[start Extracted data]

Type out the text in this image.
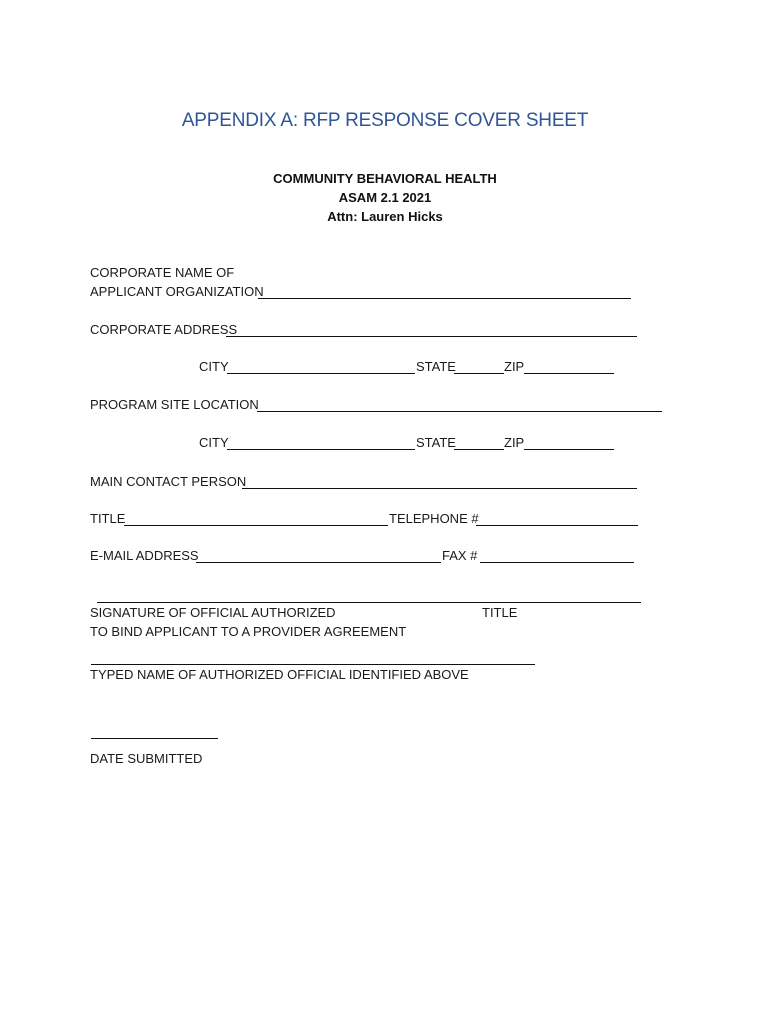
APPENDIX A: RFP RESPONSE COVER SHEET
COMMUNITY BEHAVIORAL HEALTH
ASAM 2.1 2021
Attn: Lauren Hicks
CORPORATE NAME OF
APPLICANT ORGANIZATION
CORPORATE ADDRESS
CITY	STATE	ZIP
PROGRAM SITE LOCATION
CITY	STATE	ZIP
MAIN CONTACT PERSON
TITLE	TELEPHONE #
E-MAIL ADDRESS	FAX #
SIGNATURE OF OFFICIAL AUTHORIZED	TITLE
TO BIND APPLICANT TO A PROVIDER AGREEMENT
TYPED NAME OF AUTHORIZED OFFICIAL IDENTIFIED ABOVE
DATE SUBMITTED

[end Extracted data]

* Goal of the exercise
Reproduce each entry precisely. Leave the pictures out.

* Worked solution
Type out the text in this image.
APPENDIX A: RFP RESPONSE COVER SHEET
COMMUNITY BEHAVIORAL HEALTH
ASAM 2.1 2021
Attn: Lauren Hicks
CORPORATE NAME OF
APPLICANT ORGANIZATION
CORPORATE ADDRESS
CITY	STATE	ZIP
PROGRAM SITE LOCATION
CITY	STATE	ZIP
MAIN CONTACT PERSON
TITLE	TELEPHONE #
E-MAIL ADDRESS	FAX #
SIGNATURE OF OFFICIAL AUTHORIZED	TITLE
TO BIND APPLICANT TO A PROVIDER AGREEMENT
TYPED NAME OF AUTHORIZED OFFICIAL IDENTIFIED ABOVE
DATE SUBMITTED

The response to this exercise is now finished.